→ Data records

^^^^^^^^

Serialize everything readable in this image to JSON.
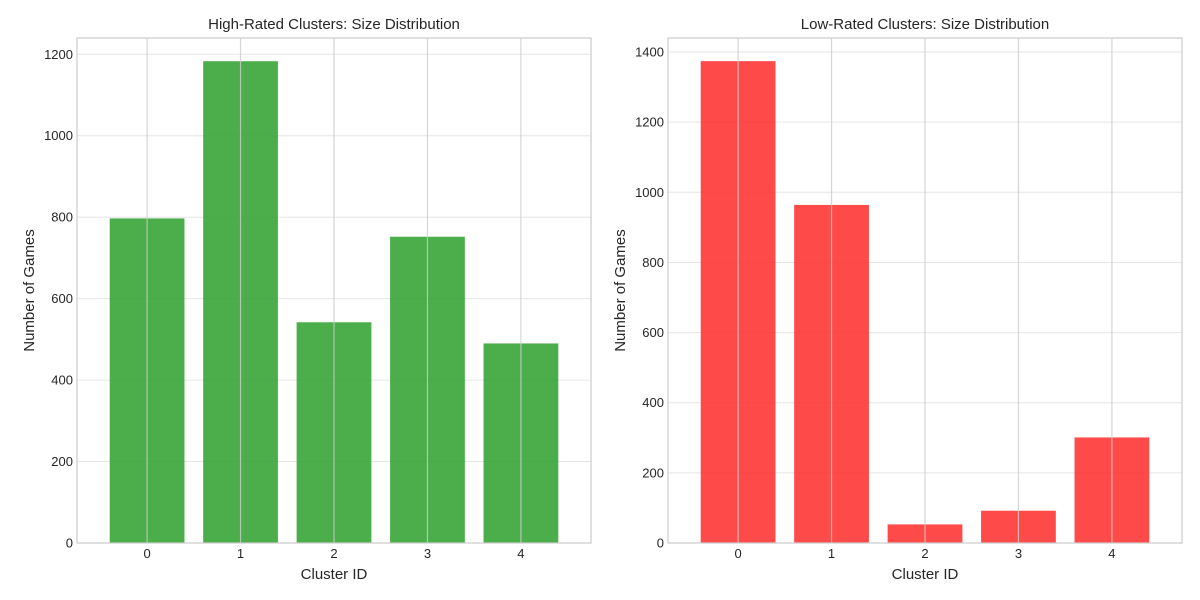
{
  "chart_data": [
    {
      "type": "bar",
      "title": "High-Rated Clusters: Size Distribution",
      "xlabel": "Cluster ID",
      "ylabel": "Number of Games",
      "categories": [
        "0",
        "1",
        "2",
        "3",
        "4"
      ],
      "values": [
        797,
        1183,
        542,
        752,
        490
      ],
      "ylim": [
        0,
        1240
      ],
      "yticks": [
        0,
        200,
        400,
        600,
        800,
        1000,
        1200
      ],
      "color": "#2ca02c",
      "grid": true
    },
    {
      "type": "bar",
      "title": "Low-Rated Clusters: Size Distribution",
      "xlabel": "Cluster ID",
      "ylabel": "Number of Games",
      "categories": [
        "0",
        "1",
        "2",
        "3",
        "4"
      ],
      "values": [
        1374,
        964,
        53,
        92,
        301
      ],
      "ylim": [
        0,
        1440
      ],
      "yticks": [
        0,
        200,
        400,
        600,
        800,
        1000,
        1200,
        1400
      ],
      "color": "#ff2a2a",
      "grid": true
    }
  ]
}
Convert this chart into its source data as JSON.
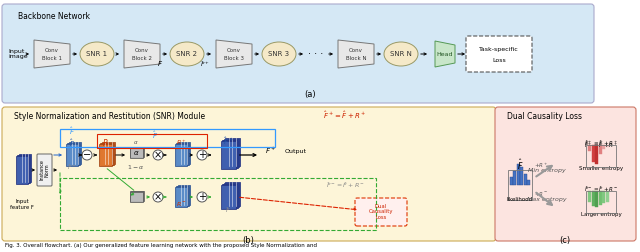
{
  "fig_width": 6.4,
  "fig_height": 2.52,
  "dpi": 100,
  "bg_color": "#ffffff",
  "backbone_bg": "#d5e8f5",
  "snr_module_bg": "#fdf5d8",
  "dual_loss_bg": "#fce4e0",
  "caption": "Fig. 3. Overall flowchart. (a) Our generalized feature learning network with the proposed Style Normalization and",
  "panel_a_label": "(a)",
  "panel_b_label": "(b)",
  "panel_c_label": "(c)",
  "conv_color": "#e8e8e8",
  "snr_color": "#f5e9c8",
  "head_color": "#c8e6c9",
  "tensor_blue": "#5b8cc8",
  "tensor_blue_dark": "#2a5090",
  "tensor_orange": "#e07830",
  "tensor_orange_dark": "#a04010"
}
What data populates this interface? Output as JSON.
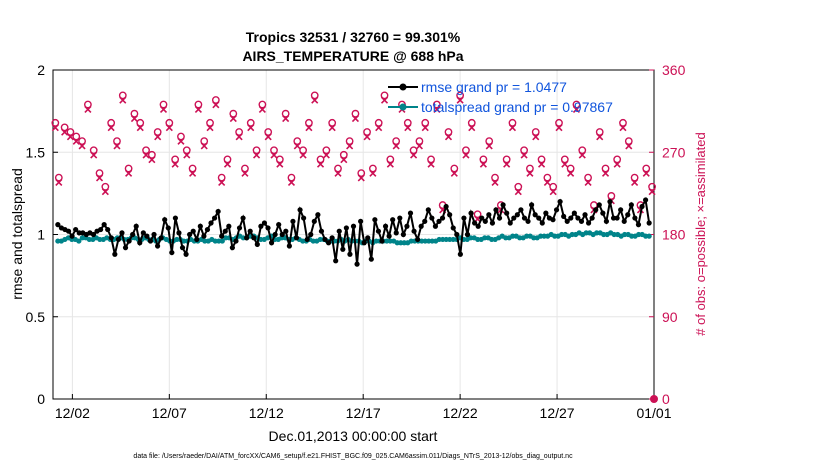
{
  "chart_data": {
    "type": "line",
    "title": [
      "Tropics 32531 / 32760 = 99.301%",
      "AIRS_TEMPERATURE @ 688 hPa"
    ],
    "xlabel": "Dec.01,2013 00:00:00 start",
    "ylabel": "rmse and totalspread",
    "y2label": "# of obs: o=possible; ×=assimilated",
    "xlim": [
      0,
      31
    ],
    "ylim": [
      0,
      2
    ],
    "y2lim": [
      0,
      360
    ],
    "x_ticks": [
      1,
      6,
      11,
      16,
      21,
      26,
      31
    ],
    "x_tick_labels": [
      "12/02",
      "12/07",
      "12/12",
      "12/17",
      "12/22",
      "12/27",
      "01/01"
    ],
    "y_ticks": [
      0,
      0.5,
      1,
      1.5,
      2
    ],
    "y_tick_labels": [
      "0",
      "0.5",
      "1",
      "1.5",
      "2"
    ],
    "y2_ticks": [
      0,
      90,
      180,
      270,
      360
    ],
    "y2_tick_labels": [
      "0",
      "90",
      "180",
      "270",
      "360"
    ],
    "grid": true,
    "legend_position": "top-right",
    "colors": {
      "rmse": "#000000",
      "spread": "#00848a",
      "obs": "#cc1155"
    },
    "series": [
      {
        "name": "rmse grand pr = 1.0477",
        "axis": "left",
        "color": "#000000",
        "marker": "circle",
        "values": [
          1.06,
          1.04,
          1.03,
          1.02,
          0.99,
          1.03,
          1.01,
          1.01,
          1.0,
          1.01,
          1.0,
          1.02,
          1.03,
          1.06,
          1.03,
          0.98,
          0.88,
          0.97,
          1.01,
          0.92,
          0.96,
          1.0,
          1.05,
          0.95,
          1.01,
          0.99,
          0.96,
          1.0,
          0.93,
          0.98,
          1.09,
          1.04,
          0.89,
          1.1,
          1.01,
          0.92,
          0.88,
          1.0,
          1.02,
          0.97,
          1.05,
          0.99,
          1.03,
          1.07,
          1.1,
          1.14,
          0.99,
          1.02,
          1.05,
          0.92,
          0.96,
          1.04,
          1.1,
          0.98,
          1.02,
          0.98,
          0.94,
          1.05,
          1.07,
          1.04,
          0.95,
          1.0,
          1.06,
          1.0,
          1.02,
          0.93,
          1.08,
          0.98,
          1.15,
          1.1,
          0.97,
          1.0,
          1.08,
          1.12,
          1.02,
          0.97,
          0.95,
          0.98,
          0.84,
          1.02,
          0.91,
          1.04,
          0.88,
          1.05,
          0.82,
          1.08,
          0.95,
          0.98,
          0.85,
          1.09,
          1.02,
          0.96,
          1.05,
          0.99,
          1.09,
          1.01,
          1.1,
          1.0,
          1.05,
          1.13,
          1.02,
          0.97,
          1.05,
          1.08,
          1.15,
          1.1,
          1.05,
          1.08,
          1.1,
          1.17,
          1.12,
          1.04,
          1.0,
          0.88,
          1.1,
          1.0,
          1.13,
          1.07,
          1.05,
          1.1,
          1.08,
          1.12,
          1.07,
          1.15,
          1.1,
          1.18,
          1.13,
          1.07,
          1.1,
          1.12,
          1.15,
          1.1,
          1.08,
          1.18,
          1.12,
          1.1,
          1.07,
          1.13,
          1.1,
          1.09,
          1.15,
          1.2,
          1.11,
          1.08,
          1.1,
          1.13,
          1.1,
          1.08,
          1.12,
          1.07,
          1.1,
          1.15,
          1.18,
          1.13,
          1.08,
          1.2,
          1.1,
          1.1,
          1.15,
          1.08,
          1.12,
          1.18,
          1.1,
          1.06,
          1.17,
          1.21,
          1.07
        ]
      },
      {
        "name": "totalspread grand pr = 0.97867",
        "axis": "left",
        "color": "#00848a",
        "marker": "circle",
        "values": [
          0.96,
          0.96,
          0.97,
          0.98,
          0.97,
          0.97,
          0.96,
          0.98,
          0.98,
          0.97,
          0.97,
          0.98,
          0.97,
          0.97,
          0.98,
          0.97,
          0.97,
          0.98,
          0.98,
          0.97,
          0.97,
          0.98,
          0.98,
          0.97,
          0.97,
          0.98,
          0.97,
          0.97,
          0.96,
          0.97,
          0.98,
          0.97,
          0.96,
          0.96,
          0.97,
          0.97,
          0.96,
          0.96,
          0.97,
          0.96,
          0.96,
          0.97,
          0.96,
          0.96,
          0.97,
          0.96,
          0.96,
          0.96,
          0.98,
          0.98,
          0.97,
          0.98,
          0.99,
          0.98,
          0.98,
          0.99,
          0.99,
          0.98,
          0.97,
          0.97,
          0.98,
          0.99,
          0.97,
          0.97,
          0.98,
          0.98,
          0.97,
          0.97,
          0.98,
          0.97,
          0.96,
          0.96,
          0.97,
          0.96,
          0.96,
          0.97,
          0.97,
          0.96,
          0.96,
          0.96,
          0.96,
          0.97,
          0.96,
          0.97,
          0.96,
          0.96,
          0.96,
          0.95,
          0.96,
          0.96,
          0.95,
          0.96,
          0.96,
          0.96,
          0.96,
          0.96,
          0.96,
          0.95,
          0.95,
          0.95,
          0.95,
          0.96,
          0.96,
          0.96,
          0.96,
          0.96,
          0.96,
          0.96,
          0.96,
          0.97,
          0.97,
          0.97,
          0.97,
          0.97,
          0.97,
          0.98,
          0.97,
          0.97,
          0.98,
          0.98,
          0.97,
          0.97,
          0.98,
          0.98,
          0.97,
          0.97,
          0.98,
          0.99,
          0.98,
          0.98,
          0.99,
          0.99,
          0.98,
          0.98,
          0.99,
          0.99,
          0.98,
          0.98,
          0.99,
          0.99,
          0.99,
          1.0,
          0.99,
          0.99,
          1.0,
          1.0,
          0.99,
          1.0,
          1.0,
          1.01,
          1.0,
          1.01,
          1.01,
          1.0,
          1.01,
          1.01,
          1.0,
          1.0,
          1.01,
          1.0,
          1.0,
          0.99,
          1.0,
          1.0,
          0.99,
          0.99,
          1.0,
          1.0,
          0.99,
          0.99
        ]
      },
      {
        "name": "obs possible",
        "axis": "right",
        "color": "#cc1155",
        "marker": "o",
        "x": [
          0.12,
          0.3,
          0.6,
          0.9,
          1.2,
          1.5,
          1.8,
          2.1,
          2.4,
          2.7,
          3.0,
          3.3,
          3.6,
          3.9,
          4.2,
          4.5,
          4.8,
          5.1,
          5.4,
          5.7,
          6.0,
          6.3,
          6.6,
          6.9,
          7.2,
          7.5,
          7.8,
          8.1,
          8.4,
          8.7,
          9.0,
          9.3,
          9.6,
          9.9,
          10.2,
          10.5,
          10.8,
          11.1,
          11.4,
          11.7,
          12.0,
          12.3,
          12.6,
          12.9,
          13.2,
          13.5,
          13.8,
          14.1,
          14.4,
          14.7,
          15.0,
          15.3,
          15.6,
          15.9,
          16.2,
          16.5,
          16.8,
          17.1,
          17.4,
          17.7,
          18.0,
          18.3,
          18.6,
          18.9,
          19.2,
          19.5,
          19.8,
          20.1,
          20.4,
          20.7,
          21.0,
          21.3,
          21.6,
          21.9,
          22.2,
          22.5,
          22.8,
          23.1,
          23.4,
          23.7,
          24.0,
          24.3,
          24.6,
          24.9,
          25.2,
          25.5,
          25.8,
          26.1,
          26.4,
          26.7,
          27.0,
          27.3,
          27.6,
          27.9,
          28.2,
          28.5,
          28.8,
          29.1,
          29.4,
          29.7,
          30.0,
          30.3,
          30.6,
          30.9
        ],
        "values": [
          300,
          240,
          295,
          290,
          285,
          280,
          320,
          270,
          245,
          230,
          300,
          280,
          330,
          250,
          310,
          300,
          270,
          265,
          290,
          320,
          300,
          260,
          285,
          270,
          250,
          320,
          280,
          300,
          325,
          240,
          260,
          310,
          290,
          250,
          300,
          270,
          320,
          290,
          270,
          260,
          310,
          240,
          280,
          270,
          300,
          330,
          260,
          270,
          300,
          250,
          265,
          280,
          310,
          245,
          290,
          250,
          300,
          330,
          260,
          280,
          320,
          300,
          270,
          280,
          300,
          260,
          320,
          210,
          290,
          250,
          330,
          270,
          300,
          200,
          260,
          280,
          240,
          210,
          260,
          300,
          230,
          270,
          250,
          290,
          260,
          240,
          230,
          300,
          260,
          250,
          320,
          270,
          240,
          210,
          290,
          250,
          220,
          260,
          300,
          280,
          240,
          210,
          250,
          230
        ]
      },
      {
        "name": "obs assimilated",
        "axis": "right",
        "color": "#cc1155",
        "marker": "x",
        "x": [
          0.12,
          0.3,
          0.6,
          0.9,
          1.2,
          1.5,
          1.8,
          2.1,
          2.4,
          2.7,
          3.0,
          3.3,
          3.6,
          3.9,
          4.2,
          4.5,
          4.8,
          5.1,
          5.4,
          5.7,
          6.0,
          6.3,
          6.6,
          6.9,
          7.2,
          7.5,
          7.8,
          8.1,
          8.4,
          8.7,
          9.0,
          9.3,
          9.6,
          9.9,
          10.2,
          10.5,
          10.8,
          11.1,
          11.4,
          11.7,
          12.0,
          12.3,
          12.6,
          12.9,
          13.2,
          13.5,
          13.8,
          14.1,
          14.4,
          14.7,
          15.0,
          15.3,
          15.6,
          15.9,
          16.2,
          16.5,
          16.8,
          17.1,
          17.4,
          17.7,
          18.0,
          18.3,
          18.6,
          18.9,
          19.2,
          19.5,
          19.8,
          20.1,
          20.4,
          20.7,
          21.0,
          21.3,
          21.6,
          21.9,
          22.2,
          22.5,
          22.8,
          23.1,
          23.4,
          23.7,
          24.0,
          24.3,
          24.6,
          24.9,
          25.2,
          25.5,
          25.8,
          26.1,
          26.4,
          26.7,
          27.0,
          27.3,
          27.6,
          27.9,
          28.2,
          28.5,
          28.8,
          29.1,
          29.4,
          29.7,
          30.0,
          30.3,
          30.6,
          30.9
        ],
        "values": [
          298,
          238,
          293,
          288,
          283,
          278,
          318,
          268,
          243,
          228,
          298,
          278,
          328,
          248,
          308,
          298,
          268,
          263,
          288,
          318,
          298,
          258,
          283,
          268,
          248,
          318,
          278,
          298,
          323,
          238,
          258,
          308,
          288,
          248,
          298,
          268,
          318,
          288,
          268,
          258,
          308,
          238,
          278,
          268,
          298,
          328,
          258,
          268,
          298,
          248,
          263,
          278,
          308,
          243,
          288,
          248,
          298,
          328,
          258,
          278,
          318,
          298,
          268,
          278,
          298,
          258,
          318,
          208,
          288,
          248,
          328,
          268,
          298,
          198,
          258,
          278,
          238,
          208,
          258,
          298,
          228,
          268,
          248,
          288,
          258,
          238,
          228,
          298,
          258,
          248,
          318,
          268,
          238,
          208,
          288,
          248,
          218,
          258,
          298,
          278,
          238,
          208,
          248,
          228
        ]
      }
    ],
    "footnote": "data file: /Users/raeder/DAI/ATM_forcXX/CAM6_setup/f.e21.FHIST_BGC.f09_025.CAM6assim.011/Diags_NTrS_2013-12/obs_diag_output.nc"
  }
}
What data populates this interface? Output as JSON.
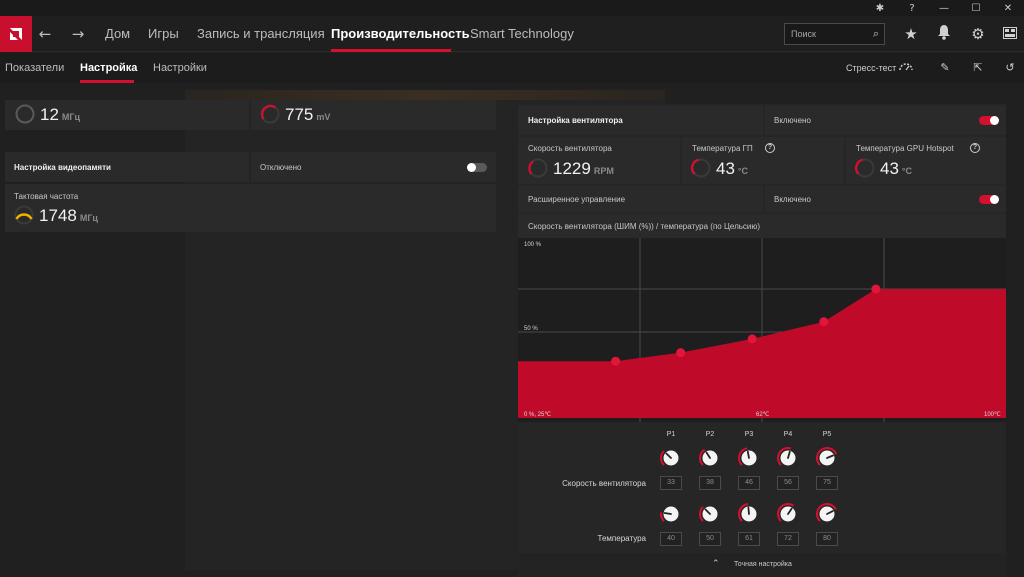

^^^^^^^^

→ Exercise
Copy each line of the records that contains the word "possible".

→ The response
    "y2label": "# of obs: o=possible; ×=assimilated",
        "name": "obs possible",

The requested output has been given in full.